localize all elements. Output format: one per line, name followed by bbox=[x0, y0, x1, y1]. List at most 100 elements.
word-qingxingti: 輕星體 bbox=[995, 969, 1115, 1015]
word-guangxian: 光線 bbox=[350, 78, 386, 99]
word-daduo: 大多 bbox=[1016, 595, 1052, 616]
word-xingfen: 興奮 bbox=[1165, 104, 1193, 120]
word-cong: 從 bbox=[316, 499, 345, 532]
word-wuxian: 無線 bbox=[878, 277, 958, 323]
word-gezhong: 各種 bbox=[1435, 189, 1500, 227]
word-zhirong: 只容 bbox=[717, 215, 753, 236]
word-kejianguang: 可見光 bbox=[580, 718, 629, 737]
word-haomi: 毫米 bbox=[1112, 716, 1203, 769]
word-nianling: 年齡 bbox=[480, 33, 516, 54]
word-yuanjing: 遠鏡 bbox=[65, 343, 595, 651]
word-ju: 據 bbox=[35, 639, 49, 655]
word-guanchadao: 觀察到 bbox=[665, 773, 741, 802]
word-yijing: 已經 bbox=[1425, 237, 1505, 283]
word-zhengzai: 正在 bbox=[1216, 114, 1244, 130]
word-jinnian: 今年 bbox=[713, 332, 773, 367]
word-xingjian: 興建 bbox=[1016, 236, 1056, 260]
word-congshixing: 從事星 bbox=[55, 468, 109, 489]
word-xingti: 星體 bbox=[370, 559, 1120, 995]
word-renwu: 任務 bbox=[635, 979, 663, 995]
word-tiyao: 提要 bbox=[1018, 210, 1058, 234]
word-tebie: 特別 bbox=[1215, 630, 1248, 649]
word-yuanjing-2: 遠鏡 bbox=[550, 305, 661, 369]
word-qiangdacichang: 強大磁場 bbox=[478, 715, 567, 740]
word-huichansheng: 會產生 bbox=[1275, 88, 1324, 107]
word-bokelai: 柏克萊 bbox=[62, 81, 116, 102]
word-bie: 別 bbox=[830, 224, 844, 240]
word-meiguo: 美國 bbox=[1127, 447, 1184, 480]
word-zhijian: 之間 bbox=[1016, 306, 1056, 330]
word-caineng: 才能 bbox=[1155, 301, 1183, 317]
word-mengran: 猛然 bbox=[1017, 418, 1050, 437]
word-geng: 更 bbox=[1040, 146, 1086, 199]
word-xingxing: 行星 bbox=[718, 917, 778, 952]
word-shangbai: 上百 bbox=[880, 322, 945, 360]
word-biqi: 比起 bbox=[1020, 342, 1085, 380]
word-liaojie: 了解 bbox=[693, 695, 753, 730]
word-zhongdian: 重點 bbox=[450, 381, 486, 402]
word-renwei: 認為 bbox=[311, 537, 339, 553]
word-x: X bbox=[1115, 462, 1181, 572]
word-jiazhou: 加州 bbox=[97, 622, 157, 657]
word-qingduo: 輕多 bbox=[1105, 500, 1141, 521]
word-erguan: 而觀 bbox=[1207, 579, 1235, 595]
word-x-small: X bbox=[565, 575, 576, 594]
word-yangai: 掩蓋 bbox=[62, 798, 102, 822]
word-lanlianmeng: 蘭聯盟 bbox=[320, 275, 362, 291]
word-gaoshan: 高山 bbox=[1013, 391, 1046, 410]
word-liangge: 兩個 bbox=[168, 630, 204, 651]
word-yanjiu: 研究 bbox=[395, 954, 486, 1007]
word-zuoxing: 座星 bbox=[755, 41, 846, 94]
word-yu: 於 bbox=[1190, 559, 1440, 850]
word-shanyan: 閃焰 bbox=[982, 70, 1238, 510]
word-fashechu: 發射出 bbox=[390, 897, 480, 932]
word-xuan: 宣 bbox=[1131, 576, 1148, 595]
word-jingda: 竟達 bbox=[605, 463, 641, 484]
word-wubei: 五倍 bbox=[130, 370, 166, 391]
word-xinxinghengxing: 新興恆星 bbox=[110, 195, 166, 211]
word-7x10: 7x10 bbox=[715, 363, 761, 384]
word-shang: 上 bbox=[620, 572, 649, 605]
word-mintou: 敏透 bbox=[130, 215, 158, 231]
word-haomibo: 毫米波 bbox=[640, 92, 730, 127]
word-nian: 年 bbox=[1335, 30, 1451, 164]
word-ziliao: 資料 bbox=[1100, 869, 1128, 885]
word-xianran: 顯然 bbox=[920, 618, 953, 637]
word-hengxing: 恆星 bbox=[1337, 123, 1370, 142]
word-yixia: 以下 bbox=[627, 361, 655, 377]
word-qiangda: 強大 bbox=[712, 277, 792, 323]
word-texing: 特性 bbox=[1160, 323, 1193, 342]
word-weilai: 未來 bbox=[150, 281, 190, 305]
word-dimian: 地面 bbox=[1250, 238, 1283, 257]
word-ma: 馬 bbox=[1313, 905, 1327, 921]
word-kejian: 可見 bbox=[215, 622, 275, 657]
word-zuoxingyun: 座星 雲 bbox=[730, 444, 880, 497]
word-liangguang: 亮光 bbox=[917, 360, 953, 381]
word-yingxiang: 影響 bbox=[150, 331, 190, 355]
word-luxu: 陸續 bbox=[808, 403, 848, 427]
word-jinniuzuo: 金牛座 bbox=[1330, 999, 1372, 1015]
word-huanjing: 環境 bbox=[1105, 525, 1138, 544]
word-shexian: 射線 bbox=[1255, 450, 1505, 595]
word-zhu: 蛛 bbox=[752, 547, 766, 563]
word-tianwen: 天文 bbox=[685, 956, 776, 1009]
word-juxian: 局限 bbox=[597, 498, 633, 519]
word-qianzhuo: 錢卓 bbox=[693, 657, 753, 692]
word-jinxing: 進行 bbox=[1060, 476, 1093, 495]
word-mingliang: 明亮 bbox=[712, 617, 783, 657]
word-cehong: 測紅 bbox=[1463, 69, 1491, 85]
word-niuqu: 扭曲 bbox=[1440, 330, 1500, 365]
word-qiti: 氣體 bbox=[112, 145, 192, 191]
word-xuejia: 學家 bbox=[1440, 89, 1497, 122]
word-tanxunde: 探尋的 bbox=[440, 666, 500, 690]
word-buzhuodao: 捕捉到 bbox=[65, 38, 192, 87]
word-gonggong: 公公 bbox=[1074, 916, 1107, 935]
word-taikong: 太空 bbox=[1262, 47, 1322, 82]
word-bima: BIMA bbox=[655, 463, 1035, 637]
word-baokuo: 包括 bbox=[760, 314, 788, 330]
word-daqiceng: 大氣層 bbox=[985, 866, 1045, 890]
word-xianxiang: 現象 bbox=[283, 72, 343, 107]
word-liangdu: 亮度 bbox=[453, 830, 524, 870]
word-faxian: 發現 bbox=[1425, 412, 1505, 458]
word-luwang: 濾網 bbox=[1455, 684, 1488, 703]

**Exercise**
Return every line of the data above without changing anything.

**Exercise output**
localize all elements. Output format: one per line, name followed by bbox=[x0, y0, x1, y1]. List at most 100 elements.
word-qingxingti: 輕星體 bbox=[995, 969, 1115, 1015]
word-guangxian: 光線 bbox=[350, 78, 386, 99]
word-daduo: 大多 bbox=[1016, 595, 1052, 616]
word-xingfen: 興奮 bbox=[1165, 104, 1193, 120]
word-cong: 從 bbox=[316, 499, 345, 532]
word-wuxian: 無線 bbox=[878, 277, 958, 323]
word-gezhong: 各種 bbox=[1435, 189, 1500, 227]
word-zhirong: 只容 bbox=[717, 215, 753, 236]
word-kejianguang: 可見光 bbox=[580, 718, 629, 737]
word-haomi: 毫米 bbox=[1112, 716, 1203, 769]
word-nianling: 年齡 bbox=[480, 33, 516, 54]
word-yuanjing: 遠鏡 bbox=[65, 343, 595, 651]
word-ju: 據 bbox=[35, 639, 49, 655]
word-guanchadao: 觀察到 bbox=[665, 773, 741, 802]
word-yijing: 已經 bbox=[1425, 237, 1505, 283]
word-zhengzai: 正在 bbox=[1216, 114, 1244, 130]
word-jinnian: 今年 bbox=[713, 332, 773, 367]
word-xingjian: 興建 bbox=[1016, 236, 1056, 260]
word-congshixing: 從事星 bbox=[55, 468, 109, 489]
word-xingti: 星體 bbox=[370, 559, 1120, 995]
word-renwu: 任務 bbox=[635, 979, 663, 995]
word-tiyao: 提要 bbox=[1018, 210, 1058, 234]
word-tebie: 特別 bbox=[1215, 630, 1248, 649]
word-yuanjing-2: 遠鏡 bbox=[550, 305, 661, 369]
word-qiangdacichang: 強大磁場 bbox=[478, 715, 567, 740]
word-huichansheng: 會產生 bbox=[1275, 88, 1324, 107]
word-bokelai: 柏克萊 bbox=[62, 81, 116, 102]
word-bie: 別 bbox=[830, 224, 844, 240]
word-meiguo: 美國 bbox=[1127, 447, 1184, 480]
word-zhijian: 之間 bbox=[1016, 306, 1056, 330]
word-caineng: 才能 bbox=[1155, 301, 1183, 317]
word-mengran: 猛然 bbox=[1017, 418, 1050, 437]
word-geng: 更 bbox=[1040, 146, 1086, 199]
word-xingxing: 行星 bbox=[718, 917, 778, 952]
word-shangbai: 上百 bbox=[880, 322, 945, 360]
word-biqi: 比起 bbox=[1020, 342, 1085, 380]
word-liaojie: 了解 bbox=[693, 695, 753, 730]
word-zhongdian: 重點 bbox=[450, 381, 486, 402]
word-renwei: 認為 bbox=[311, 537, 339, 553]
word-x: X bbox=[1115, 462, 1181, 572]
word-jiazhou: 加州 bbox=[97, 622, 157, 657]
word-qingduo: 輕多 bbox=[1105, 500, 1141, 521]
word-erguan: 而觀 bbox=[1207, 579, 1235, 595]
word-x-small: X bbox=[565, 575, 576, 594]
word-yangai: 掩蓋 bbox=[62, 798, 102, 822]
word-lanlianmeng: 蘭聯盟 bbox=[320, 275, 362, 291]
word-gaoshan: 高山 bbox=[1013, 391, 1046, 410]
word-liangge: 兩個 bbox=[168, 630, 204, 651]
word-yanjiu: 研究 bbox=[395, 954, 486, 1007]
word-zuoxing: 座星 bbox=[755, 41, 846, 94]
word-yu: 於 bbox=[1190, 559, 1440, 850]
word-shanyan: 閃焰 bbox=[982, 70, 1238, 510]
word-fashechu: 發射出 bbox=[390, 897, 480, 932]
word-xuan: 宣 bbox=[1131, 576, 1148, 595]
word-jingda: 竟達 bbox=[605, 463, 641, 484]
word-wubei: 五倍 bbox=[130, 370, 166, 391]
word-xinxinghengxing: 新興恆星 bbox=[110, 195, 166, 211]
word-7x10: 7x10 bbox=[715, 363, 761, 384]
word-shang: 上 bbox=[620, 572, 649, 605]
word-mintou: 敏透 bbox=[130, 215, 158, 231]
word-haomibo: 毫米波 bbox=[640, 92, 730, 127]
word-nian: 年 bbox=[1335, 30, 1451, 164]
word-ziliao: 資料 bbox=[1100, 869, 1128, 885]
word-xianran: 顯然 bbox=[920, 618, 953, 637]
word-hengxing: 恆星 bbox=[1337, 123, 1370, 142]
word-yixia: 以下 bbox=[627, 361, 655, 377]
word-qiangda: 強大 bbox=[712, 277, 792, 323]
word-texing: 特性 bbox=[1160, 323, 1193, 342]
word-weilai: 未來 bbox=[150, 281, 190, 305]
word-dimian: 地面 bbox=[1250, 238, 1283, 257]
word-ma: 馬 bbox=[1313, 905, 1327, 921]
word-kejian: 可見 bbox=[215, 622, 275, 657]
word-zuoxingyun: 座星 雲 bbox=[730, 444, 880, 497]
word-liangguang: 亮光 bbox=[917, 360, 953, 381]
word-yingxiang: 影響 bbox=[150, 331, 190, 355]
word-luxu: 陸續 bbox=[808, 403, 848, 427]
word-jinniuzuo: 金牛座 bbox=[1330, 999, 1372, 1015]
word-huanjing: 環境 bbox=[1105, 525, 1138, 544]
word-shexian: 射線 bbox=[1255, 450, 1505, 595]
word-zhu: 蛛 bbox=[752, 547, 766, 563]
word-tianwen: 天文 bbox=[685, 956, 776, 1009]
word-juxian: 局限 bbox=[597, 498, 633, 519]
word-qianzhuo: 錢卓 bbox=[693, 657, 753, 692]
word-jinxing: 進行 bbox=[1060, 476, 1093, 495]
word-mingliang: 明亮 bbox=[712, 617, 783, 657]
word-cehong: 測紅 bbox=[1463, 69, 1491, 85]
word-niuqu: 扭曲 bbox=[1440, 330, 1500, 365]
word-qiti: 氣體 bbox=[112, 145, 192, 191]
word-xuejia: 學家 bbox=[1440, 89, 1497, 122]
word-tanxunde: 探尋的 bbox=[440, 666, 500, 690]
word-buzhuodao: 捕捉到 bbox=[65, 38, 192, 87]
word-gonggong: 公公 bbox=[1074, 916, 1107, 935]
word-taikong: 太空 bbox=[1262, 47, 1322, 82]
word-bima: BIMA bbox=[655, 463, 1035, 637]
word-baokuo: 包括 bbox=[760, 314, 788, 330]
word-daqiceng: 大氣層 bbox=[985, 866, 1045, 890]
word-xianxiang: 現象 bbox=[283, 72, 343, 107]
word-liangdu: 亮度 bbox=[453, 830, 524, 870]
word-faxian: 發現 bbox=[1425, 412, 1505, 458]
word-luwang: 濾網 bbox=[1455, 684, 1488, 703]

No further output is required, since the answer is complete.